Written instruction: Reproduce the passage of the named entity extraction write-up below from "# A Research" up to and including "the latest state-of-the-art.", switching each "GCN" to "graph convolutional network".

# A Research about Named Entity Extraction 

## Introduction
In Diego Marcheggiani and Ivan Titov’s paper Encoding Sentences with Graph Convolutional Networks for Semantic Role Labeling, researchers found that the results of syntactic analysis and the results of semantic role labeling are mostly mirrored. Based on the above observations, researchers proposed a graph-based convolutional network(GCN) method for semantic role labeling. Use GCN to encode a syntax-dependent tree, resulting in a potential feature representation of the word in the sentence. The article observes that the GCN layer is complementary with the LSTM layer: when the GCN layer and the LSTM layer are superimposed, their performance gets the latest state-of-the-art.

In order to test the behavior of the GCN model, we implemented a complete GCN model using python and tensorflow. If fact, in the open source project provided by the model, it gives a demo to user that help them to use the GCN with their own data. Follow the instructions, our research group use CoNLL 2003. as our dataet and try to use GCN to do Named Entity Extraction here.

To feed the GCN model with our own data, we need to do preprocess on our raw dataset, CoNLL 2003 dataset contains thousands of sentences from newspaper and magazine. <br>
But GCN model need three matrices:<br>
First one is a N\*N adjacency matrix that represent the relationship between each nodes, here N represent the number of nodes in a graph. <br>
The second one is a N\*D matrix that represent the feature vector of each node, here D is the number of features of a node. <br>
The third matrix is an N\*E matrix that reprensent the real class of each node, here E is the number of classes.

Rows:

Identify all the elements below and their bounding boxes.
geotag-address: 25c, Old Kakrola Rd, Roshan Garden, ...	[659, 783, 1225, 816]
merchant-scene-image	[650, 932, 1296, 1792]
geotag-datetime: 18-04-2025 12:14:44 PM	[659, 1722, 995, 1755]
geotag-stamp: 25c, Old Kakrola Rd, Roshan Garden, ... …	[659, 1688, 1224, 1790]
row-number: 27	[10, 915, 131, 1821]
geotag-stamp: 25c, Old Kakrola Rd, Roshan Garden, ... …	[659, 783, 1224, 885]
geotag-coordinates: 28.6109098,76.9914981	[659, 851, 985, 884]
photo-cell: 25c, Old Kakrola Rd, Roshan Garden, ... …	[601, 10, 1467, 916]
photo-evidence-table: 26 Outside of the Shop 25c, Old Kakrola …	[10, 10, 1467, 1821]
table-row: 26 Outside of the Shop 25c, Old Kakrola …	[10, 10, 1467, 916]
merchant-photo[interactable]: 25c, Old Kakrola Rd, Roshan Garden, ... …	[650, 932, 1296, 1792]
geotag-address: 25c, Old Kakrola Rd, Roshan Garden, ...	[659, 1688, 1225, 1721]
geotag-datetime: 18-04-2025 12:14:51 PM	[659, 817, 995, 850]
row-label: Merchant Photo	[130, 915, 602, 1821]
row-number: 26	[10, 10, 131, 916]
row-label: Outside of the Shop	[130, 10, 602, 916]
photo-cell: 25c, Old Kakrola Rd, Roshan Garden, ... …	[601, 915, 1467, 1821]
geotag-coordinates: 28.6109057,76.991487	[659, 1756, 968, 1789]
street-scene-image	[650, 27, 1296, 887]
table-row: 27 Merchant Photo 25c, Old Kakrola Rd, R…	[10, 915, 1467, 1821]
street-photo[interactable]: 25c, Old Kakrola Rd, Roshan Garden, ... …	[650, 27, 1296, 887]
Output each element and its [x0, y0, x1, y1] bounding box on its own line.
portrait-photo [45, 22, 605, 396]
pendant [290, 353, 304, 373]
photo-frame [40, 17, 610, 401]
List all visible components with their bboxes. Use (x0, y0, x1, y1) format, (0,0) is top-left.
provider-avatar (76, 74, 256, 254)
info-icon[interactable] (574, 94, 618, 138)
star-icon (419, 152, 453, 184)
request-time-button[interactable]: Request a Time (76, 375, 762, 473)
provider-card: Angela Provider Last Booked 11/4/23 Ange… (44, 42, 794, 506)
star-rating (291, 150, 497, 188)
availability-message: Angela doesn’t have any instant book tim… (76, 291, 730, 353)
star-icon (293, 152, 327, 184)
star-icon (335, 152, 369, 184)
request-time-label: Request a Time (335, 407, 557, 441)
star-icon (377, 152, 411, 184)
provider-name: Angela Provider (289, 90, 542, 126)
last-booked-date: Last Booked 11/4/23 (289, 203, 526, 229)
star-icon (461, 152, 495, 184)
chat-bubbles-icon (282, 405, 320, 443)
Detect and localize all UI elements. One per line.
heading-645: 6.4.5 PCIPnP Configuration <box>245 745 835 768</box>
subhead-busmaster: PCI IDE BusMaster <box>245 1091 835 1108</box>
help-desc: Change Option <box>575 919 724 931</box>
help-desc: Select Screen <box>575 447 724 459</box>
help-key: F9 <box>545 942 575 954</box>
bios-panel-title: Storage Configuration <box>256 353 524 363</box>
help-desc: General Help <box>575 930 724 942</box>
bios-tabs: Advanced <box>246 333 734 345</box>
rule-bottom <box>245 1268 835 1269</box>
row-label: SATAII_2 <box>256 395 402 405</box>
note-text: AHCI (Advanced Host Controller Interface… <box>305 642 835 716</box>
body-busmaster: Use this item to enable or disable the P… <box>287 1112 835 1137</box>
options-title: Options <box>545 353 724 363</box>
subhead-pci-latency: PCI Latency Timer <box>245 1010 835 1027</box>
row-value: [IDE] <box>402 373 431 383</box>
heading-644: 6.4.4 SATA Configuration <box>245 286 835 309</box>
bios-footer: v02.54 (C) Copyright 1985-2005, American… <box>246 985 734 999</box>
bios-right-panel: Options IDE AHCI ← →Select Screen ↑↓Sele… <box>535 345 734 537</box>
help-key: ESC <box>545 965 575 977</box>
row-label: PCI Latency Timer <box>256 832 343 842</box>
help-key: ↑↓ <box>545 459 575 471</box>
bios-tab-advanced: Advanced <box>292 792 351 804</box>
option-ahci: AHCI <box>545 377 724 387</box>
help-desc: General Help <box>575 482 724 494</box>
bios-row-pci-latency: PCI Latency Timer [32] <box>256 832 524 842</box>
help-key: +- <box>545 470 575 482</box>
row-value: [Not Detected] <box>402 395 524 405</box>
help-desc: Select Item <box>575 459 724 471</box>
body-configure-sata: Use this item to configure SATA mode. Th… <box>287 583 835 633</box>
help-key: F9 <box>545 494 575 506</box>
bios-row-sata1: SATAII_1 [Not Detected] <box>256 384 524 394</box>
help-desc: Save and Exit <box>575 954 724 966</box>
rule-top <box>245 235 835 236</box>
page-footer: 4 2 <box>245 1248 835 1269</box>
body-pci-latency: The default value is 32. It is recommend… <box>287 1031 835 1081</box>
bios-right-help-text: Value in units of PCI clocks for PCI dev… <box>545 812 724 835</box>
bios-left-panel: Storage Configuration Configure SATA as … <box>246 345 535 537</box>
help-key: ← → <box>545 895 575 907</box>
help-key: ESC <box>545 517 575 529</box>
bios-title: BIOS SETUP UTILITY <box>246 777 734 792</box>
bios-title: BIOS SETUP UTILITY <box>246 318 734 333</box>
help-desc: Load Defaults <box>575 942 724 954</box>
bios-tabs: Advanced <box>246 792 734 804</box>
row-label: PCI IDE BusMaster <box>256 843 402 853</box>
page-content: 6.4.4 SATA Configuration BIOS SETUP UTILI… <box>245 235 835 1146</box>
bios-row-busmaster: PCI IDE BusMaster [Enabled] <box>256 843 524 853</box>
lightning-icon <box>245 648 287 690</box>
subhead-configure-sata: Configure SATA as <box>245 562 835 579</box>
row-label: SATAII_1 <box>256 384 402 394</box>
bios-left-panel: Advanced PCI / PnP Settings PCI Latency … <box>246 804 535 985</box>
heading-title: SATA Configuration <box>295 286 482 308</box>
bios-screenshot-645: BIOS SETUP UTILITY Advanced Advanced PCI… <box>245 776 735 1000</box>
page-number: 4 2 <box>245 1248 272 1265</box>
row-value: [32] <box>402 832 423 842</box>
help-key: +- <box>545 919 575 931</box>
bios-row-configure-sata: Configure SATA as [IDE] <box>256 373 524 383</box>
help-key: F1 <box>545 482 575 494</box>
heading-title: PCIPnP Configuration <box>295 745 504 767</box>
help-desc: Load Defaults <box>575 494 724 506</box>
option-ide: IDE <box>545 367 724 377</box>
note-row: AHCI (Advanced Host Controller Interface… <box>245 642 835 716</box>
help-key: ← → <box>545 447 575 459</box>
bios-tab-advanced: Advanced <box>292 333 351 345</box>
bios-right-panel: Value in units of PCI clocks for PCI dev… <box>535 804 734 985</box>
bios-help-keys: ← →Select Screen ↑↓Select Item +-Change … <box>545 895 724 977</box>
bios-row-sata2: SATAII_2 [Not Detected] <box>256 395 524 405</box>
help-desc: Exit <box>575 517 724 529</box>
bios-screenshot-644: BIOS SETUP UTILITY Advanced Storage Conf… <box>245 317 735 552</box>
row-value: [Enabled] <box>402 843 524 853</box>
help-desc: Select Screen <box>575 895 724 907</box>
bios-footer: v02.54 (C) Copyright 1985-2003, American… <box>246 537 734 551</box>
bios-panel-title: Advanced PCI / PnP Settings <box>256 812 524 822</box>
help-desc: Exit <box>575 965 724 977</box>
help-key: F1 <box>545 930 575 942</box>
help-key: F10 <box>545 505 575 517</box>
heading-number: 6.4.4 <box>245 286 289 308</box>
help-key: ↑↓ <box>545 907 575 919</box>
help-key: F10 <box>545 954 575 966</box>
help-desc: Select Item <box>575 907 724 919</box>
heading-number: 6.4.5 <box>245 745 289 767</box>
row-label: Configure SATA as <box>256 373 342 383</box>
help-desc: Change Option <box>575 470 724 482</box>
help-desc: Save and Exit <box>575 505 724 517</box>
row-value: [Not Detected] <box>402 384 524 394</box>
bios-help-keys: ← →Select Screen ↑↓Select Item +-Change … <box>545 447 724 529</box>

Response for this exercise:
# A Research about Named Entity Extraction 

## Introduction
In Diego Marcheggiani and Ivan Titov’s paper Encoding Sentences with Graph Convolutional Networks for Semantic Role Labeling, researchers found that the results of syntactic analysis and the results of semantic role labeling are mostly mirrored. Based on the above observations, researchers proposed a graph-based convolutional network(graph convolutional network) method for semantic role labeling. Use graph convolutional network to encode a syntax-dependent tree, resulting in a potential feature representation of the word in the sentence. The article observes that the graph convolutional network layer is complementary with the LSTM layer: when the graph convolutional network layer and the LSTM layer are superimposed, their performance gets the latest state-of-the-art.